--- Start of PROVIDED RECORDS ---

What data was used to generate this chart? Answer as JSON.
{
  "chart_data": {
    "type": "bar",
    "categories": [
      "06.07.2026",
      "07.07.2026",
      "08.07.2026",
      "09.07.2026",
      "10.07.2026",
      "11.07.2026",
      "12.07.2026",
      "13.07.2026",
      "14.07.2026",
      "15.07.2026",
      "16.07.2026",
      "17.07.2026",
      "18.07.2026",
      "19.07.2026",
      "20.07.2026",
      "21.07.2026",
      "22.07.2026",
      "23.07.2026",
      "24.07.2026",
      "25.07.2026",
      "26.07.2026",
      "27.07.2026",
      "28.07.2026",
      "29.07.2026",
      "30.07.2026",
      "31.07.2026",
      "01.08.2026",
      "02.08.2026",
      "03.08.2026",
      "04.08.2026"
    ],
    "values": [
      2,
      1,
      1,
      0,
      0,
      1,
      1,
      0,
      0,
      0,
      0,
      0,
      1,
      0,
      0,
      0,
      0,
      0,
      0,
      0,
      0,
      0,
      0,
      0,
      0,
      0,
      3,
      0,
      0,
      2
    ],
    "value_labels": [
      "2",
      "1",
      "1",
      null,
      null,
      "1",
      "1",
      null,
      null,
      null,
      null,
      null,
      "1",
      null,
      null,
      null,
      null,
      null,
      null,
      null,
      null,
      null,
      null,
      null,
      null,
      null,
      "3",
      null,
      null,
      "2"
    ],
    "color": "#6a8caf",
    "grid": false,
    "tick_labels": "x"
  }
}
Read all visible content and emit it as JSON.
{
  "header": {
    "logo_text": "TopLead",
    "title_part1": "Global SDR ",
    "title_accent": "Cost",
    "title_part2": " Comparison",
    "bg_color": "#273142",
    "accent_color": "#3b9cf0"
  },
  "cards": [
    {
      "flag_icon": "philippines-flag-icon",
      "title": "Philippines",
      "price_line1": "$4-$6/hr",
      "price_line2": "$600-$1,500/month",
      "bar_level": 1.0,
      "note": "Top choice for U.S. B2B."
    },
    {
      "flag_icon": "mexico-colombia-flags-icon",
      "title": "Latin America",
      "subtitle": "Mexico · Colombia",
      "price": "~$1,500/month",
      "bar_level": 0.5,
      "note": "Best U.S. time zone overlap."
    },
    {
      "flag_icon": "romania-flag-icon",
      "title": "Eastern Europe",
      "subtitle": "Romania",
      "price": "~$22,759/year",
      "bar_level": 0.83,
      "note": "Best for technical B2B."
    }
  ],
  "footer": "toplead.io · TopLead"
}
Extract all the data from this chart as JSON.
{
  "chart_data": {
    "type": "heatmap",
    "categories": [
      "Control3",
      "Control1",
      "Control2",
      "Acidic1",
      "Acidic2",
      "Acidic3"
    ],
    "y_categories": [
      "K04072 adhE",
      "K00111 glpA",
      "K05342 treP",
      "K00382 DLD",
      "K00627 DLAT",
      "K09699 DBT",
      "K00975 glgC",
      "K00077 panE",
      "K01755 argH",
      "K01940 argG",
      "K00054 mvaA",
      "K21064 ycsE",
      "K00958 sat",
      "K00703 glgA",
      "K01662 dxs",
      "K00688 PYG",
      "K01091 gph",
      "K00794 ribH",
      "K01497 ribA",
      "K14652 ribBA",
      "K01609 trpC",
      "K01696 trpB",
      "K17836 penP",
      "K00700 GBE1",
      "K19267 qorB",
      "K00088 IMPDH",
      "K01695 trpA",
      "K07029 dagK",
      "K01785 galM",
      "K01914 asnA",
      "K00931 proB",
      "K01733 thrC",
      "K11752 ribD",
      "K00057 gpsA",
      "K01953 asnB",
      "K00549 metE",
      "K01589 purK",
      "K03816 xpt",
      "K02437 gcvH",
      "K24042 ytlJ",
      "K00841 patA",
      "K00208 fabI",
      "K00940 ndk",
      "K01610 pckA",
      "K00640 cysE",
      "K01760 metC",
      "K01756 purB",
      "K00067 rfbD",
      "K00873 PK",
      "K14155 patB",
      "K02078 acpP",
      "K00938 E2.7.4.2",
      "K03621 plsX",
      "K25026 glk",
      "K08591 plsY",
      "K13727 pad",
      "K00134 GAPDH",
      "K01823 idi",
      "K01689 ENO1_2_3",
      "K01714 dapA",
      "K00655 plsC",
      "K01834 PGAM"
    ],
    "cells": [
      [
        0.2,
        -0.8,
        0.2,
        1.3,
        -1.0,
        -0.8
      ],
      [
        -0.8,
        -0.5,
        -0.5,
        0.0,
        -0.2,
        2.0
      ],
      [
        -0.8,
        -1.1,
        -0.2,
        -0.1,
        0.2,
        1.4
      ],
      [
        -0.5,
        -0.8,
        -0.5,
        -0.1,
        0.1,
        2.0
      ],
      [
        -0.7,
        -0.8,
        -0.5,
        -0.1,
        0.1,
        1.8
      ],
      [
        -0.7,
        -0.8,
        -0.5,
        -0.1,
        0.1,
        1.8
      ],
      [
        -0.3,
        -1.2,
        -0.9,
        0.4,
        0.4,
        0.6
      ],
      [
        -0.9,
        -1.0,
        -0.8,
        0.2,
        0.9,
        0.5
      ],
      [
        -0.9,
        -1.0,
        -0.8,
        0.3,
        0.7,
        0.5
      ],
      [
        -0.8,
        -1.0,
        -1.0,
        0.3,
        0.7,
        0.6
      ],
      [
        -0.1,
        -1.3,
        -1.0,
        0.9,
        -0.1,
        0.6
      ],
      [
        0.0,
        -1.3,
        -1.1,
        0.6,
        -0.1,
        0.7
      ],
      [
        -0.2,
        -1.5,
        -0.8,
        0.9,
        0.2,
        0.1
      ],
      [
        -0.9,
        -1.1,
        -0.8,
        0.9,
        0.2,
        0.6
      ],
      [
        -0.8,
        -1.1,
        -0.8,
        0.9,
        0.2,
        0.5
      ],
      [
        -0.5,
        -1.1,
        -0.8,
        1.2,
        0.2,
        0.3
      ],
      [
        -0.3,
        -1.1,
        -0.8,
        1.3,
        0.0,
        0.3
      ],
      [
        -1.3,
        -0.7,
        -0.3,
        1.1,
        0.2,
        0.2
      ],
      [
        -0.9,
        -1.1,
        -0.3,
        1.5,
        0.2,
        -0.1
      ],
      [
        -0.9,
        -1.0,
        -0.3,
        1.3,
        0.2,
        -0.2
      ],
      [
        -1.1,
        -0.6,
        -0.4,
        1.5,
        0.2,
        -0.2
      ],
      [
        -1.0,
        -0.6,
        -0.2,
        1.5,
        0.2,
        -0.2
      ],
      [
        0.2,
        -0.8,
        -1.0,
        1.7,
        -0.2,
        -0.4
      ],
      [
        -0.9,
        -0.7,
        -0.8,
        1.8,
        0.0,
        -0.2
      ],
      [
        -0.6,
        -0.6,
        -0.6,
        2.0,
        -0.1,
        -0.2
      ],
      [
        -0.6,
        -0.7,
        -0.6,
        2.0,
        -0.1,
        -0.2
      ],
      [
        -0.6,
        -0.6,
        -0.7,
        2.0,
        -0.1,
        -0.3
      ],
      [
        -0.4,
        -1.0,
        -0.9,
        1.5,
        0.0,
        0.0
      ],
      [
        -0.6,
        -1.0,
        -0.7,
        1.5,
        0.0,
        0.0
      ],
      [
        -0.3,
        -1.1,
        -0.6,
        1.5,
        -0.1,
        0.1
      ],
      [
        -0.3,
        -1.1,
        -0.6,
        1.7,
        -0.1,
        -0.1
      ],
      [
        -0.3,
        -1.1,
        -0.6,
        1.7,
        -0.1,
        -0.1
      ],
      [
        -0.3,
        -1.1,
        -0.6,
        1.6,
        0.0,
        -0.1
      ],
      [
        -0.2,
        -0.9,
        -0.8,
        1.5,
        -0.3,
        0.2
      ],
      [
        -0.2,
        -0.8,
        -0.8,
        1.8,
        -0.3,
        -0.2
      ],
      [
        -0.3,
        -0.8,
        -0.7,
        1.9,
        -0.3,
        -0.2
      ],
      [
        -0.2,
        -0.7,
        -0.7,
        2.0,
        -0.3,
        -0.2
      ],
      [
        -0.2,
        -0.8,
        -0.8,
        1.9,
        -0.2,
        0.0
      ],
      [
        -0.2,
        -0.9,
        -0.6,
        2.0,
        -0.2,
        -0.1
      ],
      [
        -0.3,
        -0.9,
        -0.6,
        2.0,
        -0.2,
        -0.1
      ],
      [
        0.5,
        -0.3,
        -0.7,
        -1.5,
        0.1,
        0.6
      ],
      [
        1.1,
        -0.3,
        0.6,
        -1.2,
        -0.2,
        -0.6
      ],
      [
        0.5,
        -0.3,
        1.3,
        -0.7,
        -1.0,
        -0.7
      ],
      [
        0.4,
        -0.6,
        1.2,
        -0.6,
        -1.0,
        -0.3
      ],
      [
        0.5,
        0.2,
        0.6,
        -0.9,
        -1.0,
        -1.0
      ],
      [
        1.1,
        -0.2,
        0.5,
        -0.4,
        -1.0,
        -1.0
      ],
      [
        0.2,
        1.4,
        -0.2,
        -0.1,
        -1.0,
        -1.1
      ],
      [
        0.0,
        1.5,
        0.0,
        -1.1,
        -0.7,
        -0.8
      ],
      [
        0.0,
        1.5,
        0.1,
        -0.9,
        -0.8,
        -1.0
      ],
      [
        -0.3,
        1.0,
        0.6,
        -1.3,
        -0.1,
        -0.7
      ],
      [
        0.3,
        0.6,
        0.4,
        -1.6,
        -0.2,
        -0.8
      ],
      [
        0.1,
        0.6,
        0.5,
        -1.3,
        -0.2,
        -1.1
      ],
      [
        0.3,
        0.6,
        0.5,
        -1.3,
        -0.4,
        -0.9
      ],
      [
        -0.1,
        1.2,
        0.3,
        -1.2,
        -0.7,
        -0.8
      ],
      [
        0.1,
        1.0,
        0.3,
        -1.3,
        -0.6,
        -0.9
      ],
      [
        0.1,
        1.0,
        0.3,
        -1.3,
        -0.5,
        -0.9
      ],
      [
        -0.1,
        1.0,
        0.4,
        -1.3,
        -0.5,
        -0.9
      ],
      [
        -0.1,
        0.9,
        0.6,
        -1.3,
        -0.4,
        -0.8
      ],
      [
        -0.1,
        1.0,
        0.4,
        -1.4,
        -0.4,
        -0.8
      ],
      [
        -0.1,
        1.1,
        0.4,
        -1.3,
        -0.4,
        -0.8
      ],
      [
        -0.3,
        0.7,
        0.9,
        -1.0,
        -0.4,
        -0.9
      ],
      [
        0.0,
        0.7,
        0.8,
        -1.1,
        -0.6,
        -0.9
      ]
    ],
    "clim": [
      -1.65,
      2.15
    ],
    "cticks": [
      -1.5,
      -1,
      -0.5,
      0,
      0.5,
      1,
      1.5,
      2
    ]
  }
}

--- End of PROVIDED RECORDS ---

*DIRECTIVE*:
Extract every line of the records above that contains the word "icon".

*OUTPUT BELOW*:
      "flag_icon": "philippines-flag-icon",
      "flag_icon": "mexico-colombia-flags-icon",
      "flag_icon": "romania-flag-icon",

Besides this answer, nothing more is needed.